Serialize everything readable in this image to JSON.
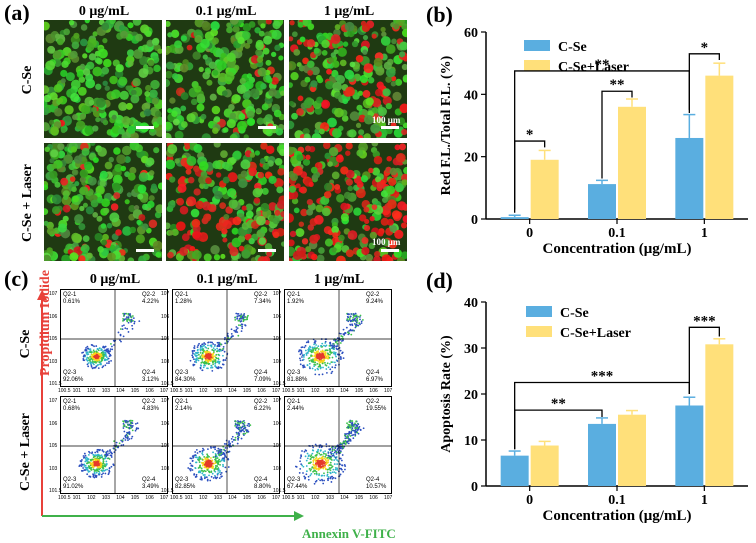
{
  "panels": {
    "a": "(a)",
    "b": "(b)",
    "c": "(c)",
    "d": "(d)"
  },
  "micro": {
    "columns": [
      "0 μg/mL",
      "0.1 μg/mL",
      "1 μg/mL"
    ],
    "rows": [
      "C-Se",
      "C-Se + Laser"
    ],
    "scalebar": "100 μm"
  },
  "flow": {
    "columns": [
      "0 μg/mL",
      "0.1 μg/mL",
      "1 μg/mL"
    ],
    "rows": [
      "C-Se",
      "C-Se + Laser"
    ],
    "ylabel": "Propidium Iodide",
    "xlabel": "Annexin V-FITC",
    "yticks": [
      "10^7",
      "10^6",
      "10^5",
      "10^3",
      "10^1.5"
    ],
    "xticks": [
      "10^0.5",
      "10^1",
      "10^2",
      "10^3",
      "10^4",
      "10^5",
      "10^6",
      "10^7"
    ],
    "plots": [
      [
        {
          "q21": "Q2-1",
          "v21": "0.61%",
          "q22": "Q2-2",
          "v22": "4.22%",
          "q23": "Q2-3",
          "v23": "92.06%",
          "q24": "Q2-4",
          "v24": "3.12%"
        },
        {
          "q21": "Q2-1",
          "v21": "1.28%",
          "q22": "Q2-2",
          "v22": "7.34%",
          "q23": "Q2-3",
          "v23": "84.30%",
          "q24": "Q2-4",
          "v24": "7.09%"
        },
        {
          "q21": "Q2-1",
          "v21": "1.92%",
          "q22": "Q2-2",
          "v22": "9.24%",
          "q23": "Q2-3",
          "v23": "81.88%",
          "q24": "Q2-4",
          "v24": "6.97%"
        }
      ],
      [
        {
          "q21": "Q2-1",
          "v21": "0.68%",
          "q22": "Q2-2",
          "v22": "4.83%",
          "q23": "Q2-3",
          "v23": "91.02%",
          "q24": "Q2-4",
          "v24": "3.49%"
        },
        {
          "q21": "Q2-1",
          "v21": "2.14%",
          "q22": "Q2-2",
          "v22": "6.22%",
          "q23": "Q2-3",
          "v23": "82.85%",
          "q24": "Q2-4",
          "v24": "8.80%"
        },
        {
          "q21": "Q2-1",
          "v21": "2.44%",
          "q22": "Q2-2",
          "v22": "19.55%",
          "q23": "Q2-3",
          "v23": "67.44%",
          "q24": "Q2-4",
          "v24": "10.57%"
        }
      ]
    ]
  },
  "colors": {
    "cse": "#5aaee0",
    "laser": "#ffe07a",
    "red_axis": "#e8413a",
    "green_axis": "#3fb14a"
  },
  "chart_data": [
    {
      "type": "bar",
      "categories": [
        "0",
        "0.1",
        "1"
      ],
      "series": [
        {
          "name": "C-Se",
          "values": [
            0.6,
            11.2,
            26.0
          ],
          "errors": [
            0.6,
            1.2,
            7.5
          ]
        },
        {
          "name": "C-Se+Laser",
          "values": [
            19.0,
            36.0,
            46.0
          ],
          "errors": [
            3.0,
            2.5,
            4.0
          ]
        }
      ],
      "xlabel": "Concentration (μg/mL)",
      "ylabel": "Red F.L./Total F.L. (%)",
      "ylim": [
        0,
        60
      ],
      "yticks": [
        "0",
        "20",
        "40",
        "60"
      ],
      "legend_position": "top-left",
      "significance": [
        "*",
        "**",
        "*",
        "**"
      ]
    },
    {
      "type": "bar",
      "categories": [
        "0",
        "0.1",
        "1"
      ],
      "series": [
        {
          "name": "C-Se",
          "values": [
            6.6,
            13.5,
            17.5
          ],
          "errors": [
            1.0,
            1.3,
            1.8
          ]
        },
        {
          "name": "C-Se+Laser",
          "values": [
            8.8,
            15.5,
            30.8
          ],
          "errors": [
            0.9,
            0.9,
            1.2
          ]
        }
      ],
      "xlabel": "Concentration (μg/mL)",
      "ylabel": "Apoptosis Rate (%)",
      "ylim": [
        0,
        40
      ],
      "yticks": [
        "0",
        "10",
        "20",
        "30",
        "40"
      ],
      "legend_position": "top-left",
      "significance": [
        "**",
        "***",
        "***"
      ]
    }
  ]
}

----

--- What you should do ---
The listing above must be printed again exactly, minus its pictures.

--- Exercise answer ---
Serialize everything readable in this image to JSON.
{
  "panels": {
    "a": "(a)",
    "b": "(b)",
    "c": "(c)",
    "d": "(d)"
  },
  "micro": {
    "columns": [
      "0 μg/mL",
      "0.1 μg/mL",
      "1 μg/mL"
    ],
    "rows": [
      "C-Se",
      "C-Se + Laser"
    ],
    "scalebar": "100 μm"
  },
  "flow": {
    "columns": [
      "0 μg/mL",
      "0.1 μg/mL",
      "1 μg/mL"
    ],
    "rows": [
      "C-Se",
      "C-Se + Laser"
    ],
    "ylabel": "Propidium Iodide",
    "xlabel": "Annexin V-FITC",
    "yticks": [
      "10^7",
      "10^6",
      "10^5",
      "10^3",
      "10^1.5"
    ],
    "xticks": [
      "10^0.5",
      "10^1",
      "10^2",
      "10^3",
      "10^4",
      "10^5",
      "10^6",
      "10^7"
    ],
    "plots": [
      [
        {
          "q21": "Q2-1",
          "v21": "0.61%",
          "q22": "Q2-2",
          "v22": "4.22%",
          "q23": "Q2-3",
          "v23": "92.06%",
          "q24": "Q2-4",
          "v24": "3.12%"
        },
        {
          "q21": "Q2-1",
          "v21": "1.28%",
          "q22": "Q2-2",
          "v22": "7.34%",
          "q23": "Q2-3",
          "v23": "84.30%",
          "q24": "Q2-4",
          "v24": "7.09%"
        },
        {
          "q21": "Q2-1",
          "v21": "1.92%",
          "q22": "Q2-2",
          "v22": "9.24%",
          "q23": "Q2-3",
          "v23": "81.88%",
          "q24": "Q2-4",
          "v24": "6.97%"
        }
      ],
      [
        {
          "q21": "Q2-1",
          "v21": "0.68%",
          "q22": "Q2-2",
          "v22": "4.83%",
          "q23": "Q2-3",
          "v23": "91.02%",
          "q24": "Q2-4",
          "v24": "3.49%"
        },
        {
          "q21": "Q2-1",
          "v21": "2.14%",
          "q22": "Q2-2",
          "v22": "6.22%",
          "q23": "Q2-3",
          "v23": "82.85%",
          "q24": "Q2-4",
          "v24": "8.80%"
        },
        {
          "q21": "Q2-1",
          "v21": "2.44%",
          "q22": "Q2-2",
          "v22": "19.55%",
          "q23": "Q2-3",
          "v23": "67.44%",
          "q24": "Q2-4",
          "v24": "10.57%"
        }
      ]
    ]
  },
  "colors": {
    "cse": "#5aaee0",
    "laser": "#ffe07a",
    "red_axis": "#e8413a",
    "green_axis": "#3fb14a"
  },
  "chart_data": [
    {
      "type": "bar",
      "categories": [
        "0",
        "0.1",
        "1"
      ],
      "series": [
        {
          "name": "C-Se",
          "values": [
            0.6,
            11.2,
            26.0
          ],
          "errors": [
            0.6,
            1.2,
            7.5
          ]
        },
        {
          "name": "C-Se+Laser",
          "values": [
            19.0,
            36.0,
            46.0
          ],
          "errors": [
            3.0,
            2.5,
            4.0
          ]
        }
      ],
      "xlabel": "Concentration (μg/mL)",
      "ylabel": "Red F.L./Total F.L. (%)",
      "ylim": [
        0,
        60
      ],
      "yticks": [
        "0",
        "20",
        "40",
        "60"
      ],
      "legend_position": "top-left",
      "significance": [
        "*",
        "**",
        "*",
        "**"
      ]
    },
    {
      "type": "bar",
      "categories": [
        "0",
        "0.1",
        "1"
      ],
      "series": [
        {
          "name": "C-Se",
          "values": [
            6.6,
            13.5,
            17.5
          ],
          "errors": [
            1.0,
            1.3,
            1.8
          ]
        },
        {
          "name": "C-Se+Laser",
          "values": [
            8.8,
            15.5,
            30.8
          ],
          "errors": [
            0.9,
            0.9,
            1.2
          ]
        }
      ],
      "xlabel": "Concentration (μg/mL)",
      "ylabel": "Apoptosis Rate (%)",
      "ylim": [
        0,
        40
      ],
      "yticks": [
        "0",
        "10",
        "20",
        "30",
        "40"
      ],
      "legend_position": "top-left",
      "significance": [
        "**",
        "***",
        "***"
      ]
    }
  ]
}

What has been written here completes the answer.